Directions: Write the material out again in full, word for word. Do not include the pictures.

Information shown:

══════

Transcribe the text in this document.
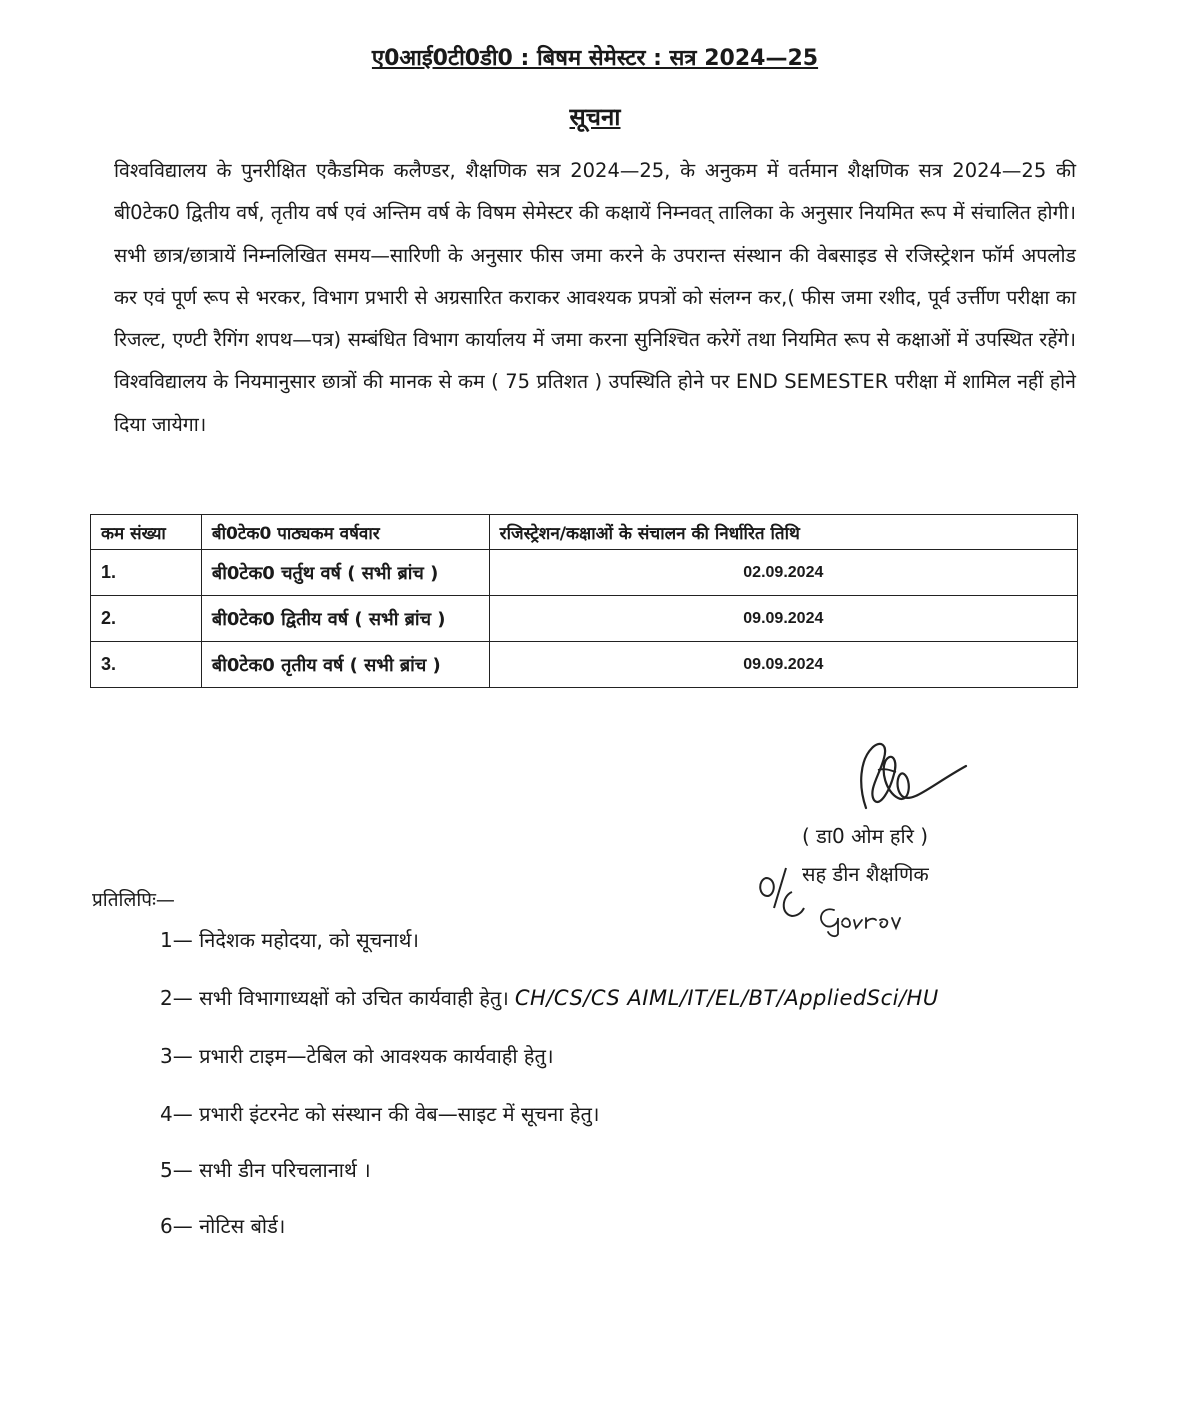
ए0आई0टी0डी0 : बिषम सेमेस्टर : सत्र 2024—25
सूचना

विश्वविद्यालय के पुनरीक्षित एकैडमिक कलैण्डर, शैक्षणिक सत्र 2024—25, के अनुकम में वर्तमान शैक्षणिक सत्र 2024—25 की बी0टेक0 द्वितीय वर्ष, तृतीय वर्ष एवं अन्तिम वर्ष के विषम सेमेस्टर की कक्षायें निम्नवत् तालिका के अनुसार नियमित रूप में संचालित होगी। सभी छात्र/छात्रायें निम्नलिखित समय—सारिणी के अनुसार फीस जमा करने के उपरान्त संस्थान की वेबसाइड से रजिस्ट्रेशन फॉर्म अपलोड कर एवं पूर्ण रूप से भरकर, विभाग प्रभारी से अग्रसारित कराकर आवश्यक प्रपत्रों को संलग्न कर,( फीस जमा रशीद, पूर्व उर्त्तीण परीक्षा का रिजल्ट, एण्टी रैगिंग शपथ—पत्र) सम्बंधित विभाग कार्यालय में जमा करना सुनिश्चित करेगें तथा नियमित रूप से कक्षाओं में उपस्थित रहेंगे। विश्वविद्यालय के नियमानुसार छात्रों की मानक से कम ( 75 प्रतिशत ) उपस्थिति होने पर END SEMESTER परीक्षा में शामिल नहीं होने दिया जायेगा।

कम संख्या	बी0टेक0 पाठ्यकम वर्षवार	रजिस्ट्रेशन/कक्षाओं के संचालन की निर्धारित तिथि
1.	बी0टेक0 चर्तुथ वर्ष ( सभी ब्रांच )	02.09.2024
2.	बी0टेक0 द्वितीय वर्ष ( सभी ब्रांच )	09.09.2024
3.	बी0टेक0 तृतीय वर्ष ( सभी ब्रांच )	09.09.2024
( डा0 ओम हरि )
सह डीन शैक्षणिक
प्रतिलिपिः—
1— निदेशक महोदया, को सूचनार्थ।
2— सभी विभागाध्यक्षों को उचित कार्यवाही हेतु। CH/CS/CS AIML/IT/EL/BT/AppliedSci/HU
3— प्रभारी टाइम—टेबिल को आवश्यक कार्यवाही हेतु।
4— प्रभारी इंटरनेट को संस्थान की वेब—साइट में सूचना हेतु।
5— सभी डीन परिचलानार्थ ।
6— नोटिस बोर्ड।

══════

Written solution:
Transcribe the text in this document.
ए0आई0टी0डी0 : बिषम सेमेस्टर : सत्र 2024—25
सूचना

विश्वविद्यालय के पुनरीक्षित एकैडमिक कलैण्डर, शैक्षणिक सत्र 2024—25, के अनुकम में वर्तमान शैक्षणिक सत्र 2024—25 की बी0टेक0 द्वितीय वर्ष, तृतीय वर्ष एवं अन्तिम वर्ष के विषम सेमेस्टर की कक्षायें निम्नवत् तालिका के अनुसार नियमित रूप में संचालित होगी। सभी छात्र/छात्रायें निम्नलिखित समय—सारिणी के अनुसार फीस जमा करने के उपरान्त संस्थान की वेबसाइड से रजिस्ट्रेशन फॉर्म अपलोड कर एवं पूर्ण रूप से भरकर, विभाग प्रभारी से अग्रसारित कराकर आवश्यक प्रपत्रों को संलग्न कर,( फीस जमा रशीद, पूर्व उर्त्तीण परीक्षा का रिजल्ट, एण्टी रैगिंग शपथ—पत्र) सम्बंधित विभाग कार्यालय में जमा करना सुनिश्चित करेगें तथा नियमित रूप से कक्षाओं में उपस्थित रहेंगे। विश्वविद्यालय के नियमानुसार छात्रों की मानक से कम ( 75 प्रतिशत ) उपस्थिति होने पर END SEMESTER परीक्षा में शामिल नहीं होने दिया जायेगा।

कम संख्या	बी0टेक0 पाठ्यकम वर्षवार	रजिस्ट्रेशन/कक्षाओं के संचालन की निर्धारित तिथि
1.	बी0टेक0 चर्तुथ वर्ष ( सभी ब्रांच )	02.09.2024
2.	बी0टेक0 द्वितीय वर्ष ( सभी ब्रांच )	09.09.2024
3.	बी0टेक0 तृतीय वर्ष ( सभी ब्रांच )	09.09.2024
( डा0 ओम हरि )
सह डीन शैक्षणिक
प्रतिलिपिः—
1— निदेशक महोदया, को सूचनार्थ।
2— सभी विभागाध्यक्षों को उचित कार्यवाही हेतु। CH/CS/CS AIML/IT/EL/BT/AppliedSci/HU
3— प्रभारी टाइम—टेबिल को आवश्यक कार्यवाही हेतु।
4— प्रभारी इंटरनेट को संस्थान की वेब—साइट में सूचना हेतु।
5— सभी डीन परिचलानार्थ ।
6— नोटिस बोर्ड।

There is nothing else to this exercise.